**Нужное задание**
Продолжи отрывок о художественном оформлении постановки с того места, где он заканчивается.

───── Выбранный отрывок

Из самой структуры музыки, эклектичности инструментов, состава солистов и хоров рождались образы ритуалов, хореографические элементы и костюмы. Например, в третьем акте мы долго не могли решить один переход и Теодор Курентзис предложил ввести семантрон – церковный инструмент, которым созывают в монастырях на молитвы и возглавляют шествия. В перерывах между актами оркестр создавал нойз, за сценой кричали, плакали, сивиллы били руками по сцене, хор анахоретов шумно хлопал себя по спинам. Тотальная самоотдача артистов хора, которые не боялись выйти за рамки и рвались сделать больше, сильнее и точнее – это основа всего художественного аппарата постановки. Когда я представляю себе его единый предметный образ, мне видится машина, механизм с идеально отлаженными элементами, которые работают в едином потоке.
В основном я вдохновлялась архитектурой брутализма и совершенном в исполнении и в какой-то мере хитром мистиком Альбрехтом Дюрером. Он выбирал узнаваемые и понятные человеку своего времени сюжеты, при этом прятал в них потаённые смыслы и одновременно оставлял ключи, помогающие их раскрыть. Способность выписывать каждую деталь с таким изяществом, анатомической точностью и отстраненностью восхищают меня. Дюрер умер 500 лет назад, а его гравюры дышат до сих пор.

──────────
───── Записанные данные

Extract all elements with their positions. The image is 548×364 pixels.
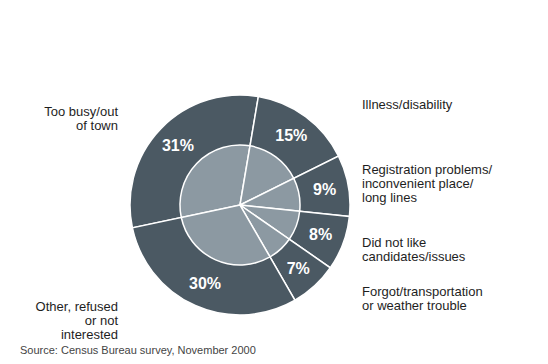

──────────

**Ответ**
Как придумать ад
Возможно ли на сцене изобразить ад и рай? Насколько далеко нужно уйти от реализма и в какой именно жанр? Символизм? Мистицизм? Эзотерику? Каковы были ваши поиски здесь?
В истории мирового искусства было значительное количество довольно реалистичных изображений ада, взятых со страниц Священного писания и литературы.
Там и люди в котлах, и черти, и вечные страдания, искаженные фигуры и отсутствие надежды. Если ответить себе на вопрос, что же мы представляем, когда слышим слово «ад», точно будут огонь, котлы, угрожающие предметы и страдания. Но всё же пройдя огромный путь от высеченных в скалах фигурок, отсутствия перспективы в иконах и условности человеческой фигуры, взлетев на эйфории Ренессанса и отказавшись от всего возвышенного, буквально растекшись на полотнах Поллока и схлопнувшись в разрезанных холстах Лучо Фонтаны, художественная мысль обрела свободу использовать любую форму. Единственное условие – не пренебрегать сутью.
Поэтому довольно естественным для нас было вернуться к ясной и хлесткой мысли, ад – это не другие, ад – это мы, люди. Люди, их поступки и их рефлексия или её отсутствие.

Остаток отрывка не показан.